EXERCISE GOAL> Pick out each line containing the string "clarity" and copy it.

Dataset rows>
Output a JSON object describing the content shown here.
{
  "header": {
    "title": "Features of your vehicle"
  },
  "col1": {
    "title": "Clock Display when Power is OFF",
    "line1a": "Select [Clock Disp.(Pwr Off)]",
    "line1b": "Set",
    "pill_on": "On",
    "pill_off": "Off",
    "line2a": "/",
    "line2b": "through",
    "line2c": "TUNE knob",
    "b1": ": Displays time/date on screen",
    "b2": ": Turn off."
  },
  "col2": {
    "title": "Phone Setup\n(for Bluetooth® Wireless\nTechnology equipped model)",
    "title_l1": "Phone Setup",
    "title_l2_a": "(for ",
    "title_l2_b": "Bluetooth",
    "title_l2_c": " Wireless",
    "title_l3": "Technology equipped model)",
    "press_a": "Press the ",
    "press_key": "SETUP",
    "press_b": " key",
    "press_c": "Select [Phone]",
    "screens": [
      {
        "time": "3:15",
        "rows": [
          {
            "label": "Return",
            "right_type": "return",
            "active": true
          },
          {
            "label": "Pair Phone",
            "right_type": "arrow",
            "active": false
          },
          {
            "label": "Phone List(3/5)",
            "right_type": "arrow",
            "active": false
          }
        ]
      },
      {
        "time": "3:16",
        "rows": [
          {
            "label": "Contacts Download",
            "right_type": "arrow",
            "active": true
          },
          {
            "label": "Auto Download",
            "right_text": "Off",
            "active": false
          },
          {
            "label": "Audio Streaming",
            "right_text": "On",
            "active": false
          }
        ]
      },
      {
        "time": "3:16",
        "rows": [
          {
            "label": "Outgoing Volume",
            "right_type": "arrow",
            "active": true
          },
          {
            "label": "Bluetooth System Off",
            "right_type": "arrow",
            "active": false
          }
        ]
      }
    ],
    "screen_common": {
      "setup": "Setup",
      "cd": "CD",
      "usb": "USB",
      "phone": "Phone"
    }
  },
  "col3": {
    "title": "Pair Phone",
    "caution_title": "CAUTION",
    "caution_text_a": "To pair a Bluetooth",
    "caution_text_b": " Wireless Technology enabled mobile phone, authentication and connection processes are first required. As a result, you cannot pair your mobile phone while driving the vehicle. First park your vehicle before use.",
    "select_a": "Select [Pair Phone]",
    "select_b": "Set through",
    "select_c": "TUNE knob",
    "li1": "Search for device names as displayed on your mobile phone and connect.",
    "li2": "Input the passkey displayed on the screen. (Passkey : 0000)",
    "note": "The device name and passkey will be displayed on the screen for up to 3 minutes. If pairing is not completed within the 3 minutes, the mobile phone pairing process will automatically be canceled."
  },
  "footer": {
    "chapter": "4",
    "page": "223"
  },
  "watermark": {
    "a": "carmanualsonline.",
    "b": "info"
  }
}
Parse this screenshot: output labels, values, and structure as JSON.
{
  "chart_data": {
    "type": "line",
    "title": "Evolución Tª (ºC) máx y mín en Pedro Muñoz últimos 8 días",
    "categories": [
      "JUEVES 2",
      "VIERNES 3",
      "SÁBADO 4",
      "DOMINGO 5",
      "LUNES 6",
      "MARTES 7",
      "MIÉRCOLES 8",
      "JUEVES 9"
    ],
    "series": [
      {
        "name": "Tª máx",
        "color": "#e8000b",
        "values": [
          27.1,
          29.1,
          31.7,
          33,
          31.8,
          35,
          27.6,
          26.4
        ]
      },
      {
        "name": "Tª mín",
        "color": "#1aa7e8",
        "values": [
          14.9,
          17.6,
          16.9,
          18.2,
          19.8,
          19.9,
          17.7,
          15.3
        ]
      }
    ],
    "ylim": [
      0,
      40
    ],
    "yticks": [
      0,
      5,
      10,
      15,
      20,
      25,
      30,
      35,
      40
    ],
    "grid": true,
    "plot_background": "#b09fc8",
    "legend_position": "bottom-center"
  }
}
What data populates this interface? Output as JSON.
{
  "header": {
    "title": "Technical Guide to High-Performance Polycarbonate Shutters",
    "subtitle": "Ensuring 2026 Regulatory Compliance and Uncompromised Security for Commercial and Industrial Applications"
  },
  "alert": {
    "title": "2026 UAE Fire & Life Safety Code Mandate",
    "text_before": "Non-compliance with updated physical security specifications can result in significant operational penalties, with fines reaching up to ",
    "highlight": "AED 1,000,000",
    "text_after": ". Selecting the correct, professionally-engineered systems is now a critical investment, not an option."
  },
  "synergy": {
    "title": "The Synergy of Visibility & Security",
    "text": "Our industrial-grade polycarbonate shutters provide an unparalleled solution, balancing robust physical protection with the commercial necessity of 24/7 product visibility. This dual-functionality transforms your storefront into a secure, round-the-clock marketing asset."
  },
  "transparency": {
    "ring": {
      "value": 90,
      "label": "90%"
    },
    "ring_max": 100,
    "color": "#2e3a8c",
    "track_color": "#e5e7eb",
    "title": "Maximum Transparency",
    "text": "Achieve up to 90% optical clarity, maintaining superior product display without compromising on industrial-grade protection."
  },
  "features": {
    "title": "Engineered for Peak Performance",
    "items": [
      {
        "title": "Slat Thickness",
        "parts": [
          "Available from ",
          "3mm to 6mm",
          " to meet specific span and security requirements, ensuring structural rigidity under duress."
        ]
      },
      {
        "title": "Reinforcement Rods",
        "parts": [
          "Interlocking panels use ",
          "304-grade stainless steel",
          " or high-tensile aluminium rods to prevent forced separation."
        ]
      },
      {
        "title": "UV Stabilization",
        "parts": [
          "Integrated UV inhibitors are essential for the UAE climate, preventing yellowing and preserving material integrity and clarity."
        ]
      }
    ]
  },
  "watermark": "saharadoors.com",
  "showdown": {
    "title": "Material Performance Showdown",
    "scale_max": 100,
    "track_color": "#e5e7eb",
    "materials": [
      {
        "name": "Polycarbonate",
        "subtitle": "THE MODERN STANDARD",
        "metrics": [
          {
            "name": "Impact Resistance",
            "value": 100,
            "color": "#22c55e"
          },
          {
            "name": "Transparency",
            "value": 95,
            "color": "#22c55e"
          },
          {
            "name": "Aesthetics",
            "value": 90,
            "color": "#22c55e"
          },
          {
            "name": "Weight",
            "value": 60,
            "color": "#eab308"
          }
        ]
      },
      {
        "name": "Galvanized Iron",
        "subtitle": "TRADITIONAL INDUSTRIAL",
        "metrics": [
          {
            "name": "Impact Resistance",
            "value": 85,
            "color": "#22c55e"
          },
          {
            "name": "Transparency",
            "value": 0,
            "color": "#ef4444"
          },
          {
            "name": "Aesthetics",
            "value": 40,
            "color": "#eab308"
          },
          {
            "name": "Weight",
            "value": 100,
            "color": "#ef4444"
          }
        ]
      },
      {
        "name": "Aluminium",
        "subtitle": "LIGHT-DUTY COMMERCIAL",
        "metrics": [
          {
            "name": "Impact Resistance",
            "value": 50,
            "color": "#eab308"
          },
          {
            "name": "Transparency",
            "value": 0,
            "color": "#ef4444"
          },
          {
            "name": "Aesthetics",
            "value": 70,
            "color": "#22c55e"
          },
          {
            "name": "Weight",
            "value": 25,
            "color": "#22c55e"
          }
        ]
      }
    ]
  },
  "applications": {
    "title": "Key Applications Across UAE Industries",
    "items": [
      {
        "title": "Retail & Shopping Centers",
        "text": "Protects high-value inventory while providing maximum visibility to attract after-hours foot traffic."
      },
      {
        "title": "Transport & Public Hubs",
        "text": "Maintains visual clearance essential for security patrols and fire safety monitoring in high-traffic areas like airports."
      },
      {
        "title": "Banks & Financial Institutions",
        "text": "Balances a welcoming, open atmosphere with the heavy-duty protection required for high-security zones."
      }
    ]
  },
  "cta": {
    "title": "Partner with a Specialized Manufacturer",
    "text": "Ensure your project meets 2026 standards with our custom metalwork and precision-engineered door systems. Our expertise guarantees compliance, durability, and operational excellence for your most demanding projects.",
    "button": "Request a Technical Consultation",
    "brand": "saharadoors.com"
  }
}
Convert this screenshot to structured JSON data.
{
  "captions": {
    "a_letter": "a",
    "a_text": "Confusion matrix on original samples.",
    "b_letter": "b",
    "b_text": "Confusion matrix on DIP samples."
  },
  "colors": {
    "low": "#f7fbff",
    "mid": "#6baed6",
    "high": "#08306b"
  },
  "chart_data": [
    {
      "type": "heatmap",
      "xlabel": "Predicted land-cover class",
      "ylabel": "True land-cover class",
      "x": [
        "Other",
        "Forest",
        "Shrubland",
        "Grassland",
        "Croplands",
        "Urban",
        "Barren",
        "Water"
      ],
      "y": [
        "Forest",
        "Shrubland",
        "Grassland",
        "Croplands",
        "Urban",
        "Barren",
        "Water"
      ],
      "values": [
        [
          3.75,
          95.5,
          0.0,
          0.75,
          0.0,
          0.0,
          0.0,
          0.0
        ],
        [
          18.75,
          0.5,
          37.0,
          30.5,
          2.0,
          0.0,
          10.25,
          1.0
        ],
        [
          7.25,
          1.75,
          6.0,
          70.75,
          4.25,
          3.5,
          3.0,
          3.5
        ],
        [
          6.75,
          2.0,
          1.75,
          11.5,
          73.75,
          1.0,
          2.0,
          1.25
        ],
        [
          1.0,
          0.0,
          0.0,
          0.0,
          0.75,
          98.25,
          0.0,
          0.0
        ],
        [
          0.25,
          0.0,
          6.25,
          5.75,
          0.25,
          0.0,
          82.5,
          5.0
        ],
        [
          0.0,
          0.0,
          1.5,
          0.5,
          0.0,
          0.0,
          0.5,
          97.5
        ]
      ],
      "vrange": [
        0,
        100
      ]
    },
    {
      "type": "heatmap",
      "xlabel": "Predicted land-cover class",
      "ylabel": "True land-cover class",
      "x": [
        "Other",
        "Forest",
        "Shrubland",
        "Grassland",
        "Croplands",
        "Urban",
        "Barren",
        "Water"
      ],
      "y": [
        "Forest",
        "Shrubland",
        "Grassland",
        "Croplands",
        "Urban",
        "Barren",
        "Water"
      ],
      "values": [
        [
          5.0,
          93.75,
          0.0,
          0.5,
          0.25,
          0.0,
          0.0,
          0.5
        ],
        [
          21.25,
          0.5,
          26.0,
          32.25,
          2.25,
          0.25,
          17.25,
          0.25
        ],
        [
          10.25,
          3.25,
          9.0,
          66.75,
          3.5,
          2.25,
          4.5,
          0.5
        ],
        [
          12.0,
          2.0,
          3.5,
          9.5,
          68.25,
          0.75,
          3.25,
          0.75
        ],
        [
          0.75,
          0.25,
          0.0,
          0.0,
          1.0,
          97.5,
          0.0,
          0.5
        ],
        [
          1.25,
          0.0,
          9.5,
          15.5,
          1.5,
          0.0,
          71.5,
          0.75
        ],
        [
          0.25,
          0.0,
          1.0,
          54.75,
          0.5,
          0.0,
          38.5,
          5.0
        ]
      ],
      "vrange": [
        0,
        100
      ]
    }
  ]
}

RESULT>
    "text": "Achieve up to 90% optical clarity, maintaining superior product display without compromising on industrial-grade protection."
          "Integrated UV inhibitors are essential for the UAE climate, preventing yellowing and preserving material integrity and clarity."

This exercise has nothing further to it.